## Instructions to follow
Copy the full set of lines exactly as given.

— START OF Working data —

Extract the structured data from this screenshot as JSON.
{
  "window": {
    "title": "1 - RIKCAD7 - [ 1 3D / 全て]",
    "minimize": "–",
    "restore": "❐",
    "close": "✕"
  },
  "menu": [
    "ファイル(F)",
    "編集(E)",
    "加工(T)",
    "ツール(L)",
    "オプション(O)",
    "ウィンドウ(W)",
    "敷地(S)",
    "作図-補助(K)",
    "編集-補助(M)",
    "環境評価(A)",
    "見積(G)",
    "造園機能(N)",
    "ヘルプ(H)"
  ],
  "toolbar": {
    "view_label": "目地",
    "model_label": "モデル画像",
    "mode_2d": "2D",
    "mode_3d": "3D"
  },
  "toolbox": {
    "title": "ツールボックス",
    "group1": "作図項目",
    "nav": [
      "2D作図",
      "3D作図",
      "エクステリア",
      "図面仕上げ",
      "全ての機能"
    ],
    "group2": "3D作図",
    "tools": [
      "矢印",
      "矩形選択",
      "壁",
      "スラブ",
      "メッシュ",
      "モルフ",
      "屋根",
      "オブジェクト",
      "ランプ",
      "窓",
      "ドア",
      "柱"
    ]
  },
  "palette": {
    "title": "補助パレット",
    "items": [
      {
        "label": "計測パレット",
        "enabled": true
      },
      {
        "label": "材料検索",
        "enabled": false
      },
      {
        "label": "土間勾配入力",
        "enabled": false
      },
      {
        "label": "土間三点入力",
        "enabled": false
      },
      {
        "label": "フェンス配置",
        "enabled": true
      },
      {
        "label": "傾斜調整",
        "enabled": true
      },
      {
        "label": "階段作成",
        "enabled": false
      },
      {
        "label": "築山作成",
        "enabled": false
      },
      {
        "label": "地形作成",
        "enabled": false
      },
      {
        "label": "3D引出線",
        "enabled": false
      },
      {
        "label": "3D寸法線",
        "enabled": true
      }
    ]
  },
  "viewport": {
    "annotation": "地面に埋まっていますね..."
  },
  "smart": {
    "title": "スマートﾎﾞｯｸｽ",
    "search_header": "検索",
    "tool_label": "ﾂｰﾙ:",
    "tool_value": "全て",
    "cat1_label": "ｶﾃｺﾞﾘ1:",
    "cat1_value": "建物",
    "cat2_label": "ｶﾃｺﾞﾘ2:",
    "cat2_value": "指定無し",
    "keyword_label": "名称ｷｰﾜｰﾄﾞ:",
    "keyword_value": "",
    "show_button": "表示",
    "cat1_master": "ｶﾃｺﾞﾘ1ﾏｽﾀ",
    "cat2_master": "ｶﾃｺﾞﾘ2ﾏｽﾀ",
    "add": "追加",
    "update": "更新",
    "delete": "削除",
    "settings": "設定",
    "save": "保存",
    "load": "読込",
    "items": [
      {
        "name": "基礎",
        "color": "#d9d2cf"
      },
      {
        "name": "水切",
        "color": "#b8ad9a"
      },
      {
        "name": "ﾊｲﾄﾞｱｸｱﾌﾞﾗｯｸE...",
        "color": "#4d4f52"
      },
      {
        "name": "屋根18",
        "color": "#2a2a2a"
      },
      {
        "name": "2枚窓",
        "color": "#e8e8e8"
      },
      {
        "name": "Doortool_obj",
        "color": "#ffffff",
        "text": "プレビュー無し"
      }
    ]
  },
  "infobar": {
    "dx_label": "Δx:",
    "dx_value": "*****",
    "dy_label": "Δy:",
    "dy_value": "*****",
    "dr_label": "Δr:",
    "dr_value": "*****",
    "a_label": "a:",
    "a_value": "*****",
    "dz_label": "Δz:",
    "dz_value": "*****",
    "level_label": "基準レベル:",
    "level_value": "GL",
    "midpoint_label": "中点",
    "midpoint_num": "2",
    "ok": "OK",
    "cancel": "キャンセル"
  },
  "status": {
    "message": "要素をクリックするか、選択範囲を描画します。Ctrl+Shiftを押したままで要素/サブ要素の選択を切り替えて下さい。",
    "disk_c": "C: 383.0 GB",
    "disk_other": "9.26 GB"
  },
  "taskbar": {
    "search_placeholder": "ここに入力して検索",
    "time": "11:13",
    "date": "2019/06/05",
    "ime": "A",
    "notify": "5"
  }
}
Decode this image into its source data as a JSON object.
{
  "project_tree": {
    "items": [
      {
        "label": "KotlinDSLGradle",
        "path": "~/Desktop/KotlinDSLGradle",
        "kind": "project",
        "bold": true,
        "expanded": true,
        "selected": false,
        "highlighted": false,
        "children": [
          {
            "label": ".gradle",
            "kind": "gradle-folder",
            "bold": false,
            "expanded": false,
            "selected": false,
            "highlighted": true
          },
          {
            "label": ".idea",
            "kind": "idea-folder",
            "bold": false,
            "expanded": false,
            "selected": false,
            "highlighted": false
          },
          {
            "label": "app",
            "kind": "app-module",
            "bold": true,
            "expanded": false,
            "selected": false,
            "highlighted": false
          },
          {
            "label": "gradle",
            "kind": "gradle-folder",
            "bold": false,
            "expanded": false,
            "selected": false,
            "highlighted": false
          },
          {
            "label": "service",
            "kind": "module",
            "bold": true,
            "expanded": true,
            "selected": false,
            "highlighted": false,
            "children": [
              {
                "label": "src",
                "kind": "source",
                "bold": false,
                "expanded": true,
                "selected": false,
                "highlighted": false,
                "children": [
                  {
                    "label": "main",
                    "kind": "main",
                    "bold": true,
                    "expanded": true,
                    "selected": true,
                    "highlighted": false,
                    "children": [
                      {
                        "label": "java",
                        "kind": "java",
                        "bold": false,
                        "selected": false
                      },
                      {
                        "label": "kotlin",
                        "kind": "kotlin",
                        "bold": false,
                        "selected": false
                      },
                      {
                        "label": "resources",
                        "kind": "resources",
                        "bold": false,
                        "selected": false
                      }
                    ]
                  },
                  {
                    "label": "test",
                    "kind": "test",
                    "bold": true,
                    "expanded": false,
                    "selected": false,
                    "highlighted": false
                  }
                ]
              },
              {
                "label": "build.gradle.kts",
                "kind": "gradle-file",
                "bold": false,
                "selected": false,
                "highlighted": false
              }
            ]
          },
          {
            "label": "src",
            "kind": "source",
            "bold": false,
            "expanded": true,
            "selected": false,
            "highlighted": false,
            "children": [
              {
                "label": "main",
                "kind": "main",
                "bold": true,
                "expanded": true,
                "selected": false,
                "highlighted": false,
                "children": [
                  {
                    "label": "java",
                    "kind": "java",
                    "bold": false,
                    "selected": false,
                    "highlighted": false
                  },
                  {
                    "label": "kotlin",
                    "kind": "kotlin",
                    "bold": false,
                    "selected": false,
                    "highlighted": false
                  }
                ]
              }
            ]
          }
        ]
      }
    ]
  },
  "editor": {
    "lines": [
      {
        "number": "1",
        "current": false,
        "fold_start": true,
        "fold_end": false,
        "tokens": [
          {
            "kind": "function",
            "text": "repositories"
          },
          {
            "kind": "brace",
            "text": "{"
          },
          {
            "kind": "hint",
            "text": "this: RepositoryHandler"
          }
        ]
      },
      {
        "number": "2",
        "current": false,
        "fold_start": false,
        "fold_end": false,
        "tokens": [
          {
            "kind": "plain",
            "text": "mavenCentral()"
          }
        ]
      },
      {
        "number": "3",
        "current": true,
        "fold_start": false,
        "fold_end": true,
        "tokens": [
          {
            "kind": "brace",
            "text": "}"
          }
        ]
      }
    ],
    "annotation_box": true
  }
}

— END OF Working data —

## Response to the task
Extract the structured data from this screenshot as JSON.
{
  "window": {
    "title": "1 - RIKCAD7 - [ 1 3D / 全て]",
    "minimize": "–",
    "restore": "❐",
    "close": "✕"
  },
  "menu": [
    "ファイル(F)",
    "編集(E)",
    "加工(T)",
    "ツール(L)",
    "オプション(O)",
    "ウィンドウ(W)",
    "敷地(S)",
    "作図-補助(K)",
    "編集-補助(M)",
    "環境評価(A)",
    "見積(G)",
    "造園機能(N)",
    "ヘルプ(H)"
  ],
  "toolbar": {
    "view_label": "目地",
    "model_label": "モデル画像",
    "mode_2d": "2D",
    "mode_3d": "3D"
  },
  "toolbox": {
    "title": "ツールボックス",
    "group1": "作図項目",
    "nav": [
      "2D作図",
      "3D作図",
      "エクステリア",
      "図面仕上げ",
      "全ての機能"
    ],
    "group2": "3D作図",
    "tools": [
      "矢印",
      "矩形選択",
      "壁",
      "スラブ",
      "メッシュ",
      "モルフ",
      "屋根",
      "オブジェクト",
      "ランプ",
      "窓",
      "ドア",
      "柱"
    ]
  },
  "palette": {
    "title": "補助パレット",
    "items": [
      {
        "label": "計測パレット",
        "enabled": true
      },
      {
        "label": "材料検索",
        "enabled": false
      },
      {
        "label": "土間勾配入力",
        "enabled": false
      },
      {
        "label": "土間三点入力",
        "enabled": false
      },
      {
        "label": "フェンス配置",
        "enabled": true
      },
      {
        "label": "傾斜調整",
        "enabled": true
      },
      {
        "label": "階段作成",
        "enabled": false
      },
      {
        "label": "築山作成",
        "enabled": false
      },
      {
        "label": "地形作成",
        "enabled": false
      },
      {
        "label": "3D引出線",
        "enabled": false
      },
      {
        "label": "3D寸法線",
        "enabled": true
      }
    ]
  },
  "viewport": {
    "annotation": "地面に埋まっていますね..."
  },
  "smart": {
    "title": "スマートﾎﾞｯｸｽ",
    "search_header": "検索",
    "tool_label": "ﾂｰﾙ:",
    "tool_value": "全て",
    "cat1_label": "ｶﾃｺﾞﾘ1:",
    "cat1_value": "建物",
    "cat2_label": "ｶﾃｺﾞﾘ2:",
    "cat2_value": "指定無し",
    "keyword_label": "名称ｷｰﾜｰﾄﾞ:",
    "keyword_value": "",
    "show_button": "表示",
    "cat1_master": "ｶﾃｺﾞﾘ1ﾏｽﾀ",
    "cat2_master": "ｶﾃｺﾞﾘ2ﾏｽﾀ",
    "add": "追加",
    "update": "更新",
    "delete": "削除",
    "settings": "設定",
    "save": "保存",
    "load": "読込",
    "items": [
      {
        "name": "基礎",
        "color": "#d9d2cf"
      },
      {
        "name": "水切",
        "color": "#b8ad9a"
      },
      {
        "name": "ﾊｲﾄﾞｱｸｱﾌﾞﾗｯｸE...",
        "color": "#4d4f52"
      },
      {
        "name": "屋根18",
        "color": "#2a2a2a"
      },
      {
        "name": "2枚窓",
        "color": "#e8e8e8"
      },
      {
        "name": "Doortool_obj",
        "color": "#ffffff",
        "text": "プレビュー無し"
      }
    ]
  },
  "infobar": {
    "dx_label": "Δx:",
    "dx_value": "*****",
    "dy_label": "Δy:",
    "dy_value": "*****",
    "dr_label": "Δr:",
    "dr_value": "*****",
    "a_label": "a:",
    "a_value": "*****",
    "dz_label": "Δz:",
    "dz_value": "*****",
    "level_label": "基準レベル:",
    "level_value": "GL",
    "midpoint_label": "中点",
    "midpoint_num": "2",
    "ok": "OK",
    "cancel": "キャンセル"
  },
  "status": {
    "message": "要素をクリックするか、選択範囲を描画します。Ctrl+Shiftを押したままで要素/サブ要素の選択を切り替えて下さい。",
    "disk_c": "C: 383.0 GB",
    "disk_other": "9.26 GB"
  },
  "taskbar": {
    "search_placeholder": "ここに入力して検索",
    "time": "11:13",
    "date": "2019/06/05",
    "ime": "A",
    "notify": "5"
  }
}
Decode this image into its source data as a JSON object.
{
  "project_tree": {
    "items": [
      {
        "label": "KotlinDSLGradle",
        "path": "~/Desktop/KotlinDSLGradle",
        "kind": "project",
        "bold": true,
        "expanded": true,
        "selected": false,
        "highlighted": false,
        "children": [
          {
            "label": ".gradle",
            "kind": "gradle-folder",
            "bold": false,
            "expanded": false,
            "selected": false,
            "highlighted": true
          },
          {
            "label": ".idea",
            "kind": "idea-folder",
            "bold": false,
            "expanded": false,
            "selected": false,
            "highlighted": false
          },
          {
            "label": "app",
            "kind": "app-module",
            "bold": true,
            "expanded": false,
            "selected": false,
            "highlighted": false
          },
          {
            "label": "gradle",
            "kind": "gradle-folder",
            "bold": false,
            "expanded": false,
            "selected": false,
            "highlighted": false
          },
          {
            "label": "service",
            "kind": "module",
            "bold": true,
            "expanded": true,
            "selected": false,
            "highlighted": false,
            "children": [
              {
                "label": "src",
                "kind": "source",
                "bold": false,
                "expanded": true,
                "selected": false,
                "highlighted": false,
                "children": [
                  {
                    "label": "main",
                    "kind": "main",
                    "bold": true,
                    "expanded": true,
                    "selected": true,
                    "highlighted": false,
                    "children": [
                      {
                        "label": "java",
                        "kind": "java",
                        "bold": false,
                        "selected": false
                      },
                      {
                        "label": "kotlin",
                        "kind": "kotlin",
                        "bold": false,
                        "selected": false
                      },
                      {
                        "label": "resources",
                        "kind": "resources",
                        "bold": false,
                        "selected": false
                      }
                    ]
                  },
                  {
                    "label": "test",
                    "kind": "test",
                    "bold": true,
                    "expanded": false,
                    "selected": false,
                    "highlighted": false
                  }
                ]
              },
              {
                "label": "build.gradle.kts",
                "kind": "gradle-file",
                "bold": false,
                "selected": false,
                "highlighted": false
              }
            ]
          },
          {
            "label": "src",
            "kind": "source",
            "bold": false,
            "expanded": true,
            "selected": false,
            "highlighted": false,
            "children": [
              {
                "label": "main",
                "kind": "main",
                "bold": true,
                "expanded": true,
                "selected": false,
                "highlighted": false,
                "children": [
                  {
                    "label": "java",
                    "kind": "java",
                    "bold": false,
                    "selected": false,
                    "highlighted": false
                  },
                  {
                    "label": "kotlin",
                    "kind": "kotlin",
                    "bold": false,
                    "selected": false,
                    "highlighted": false
                  }
                ]
              }
            ]
          }
        ]
      }
    ]
  },
  "editor": {
    "lines": [
      {
        "number": "1",
        "current": false,
        "fold_start": true,
        "fold_end": false,
        "tokens": [
          {
            "kind": "function",
            "text": "repositories"
          },
          {
            "kind": "brace",
            "text": "{"
          },
          {
            "kind": "hint",
            "text": "this: RepositoryHandler"
          }
        ]
      },
      {
        "number": "2",
        "current": false,
        "fold_start": false,
        "fold_end": false,
        "tokens": [
          {
            "kind": "plain",
            "text": "mavenCentral()"
          }
        ]
      },
      {
        "number": "3",
        "current": true,
        "fold_start": false,
        "fold_end": true,
        "tokens": [
          {
            "kind": "brace",
            "text": "}"
          }
        ]
      }
    ],
    "annotation_box": true
  }
}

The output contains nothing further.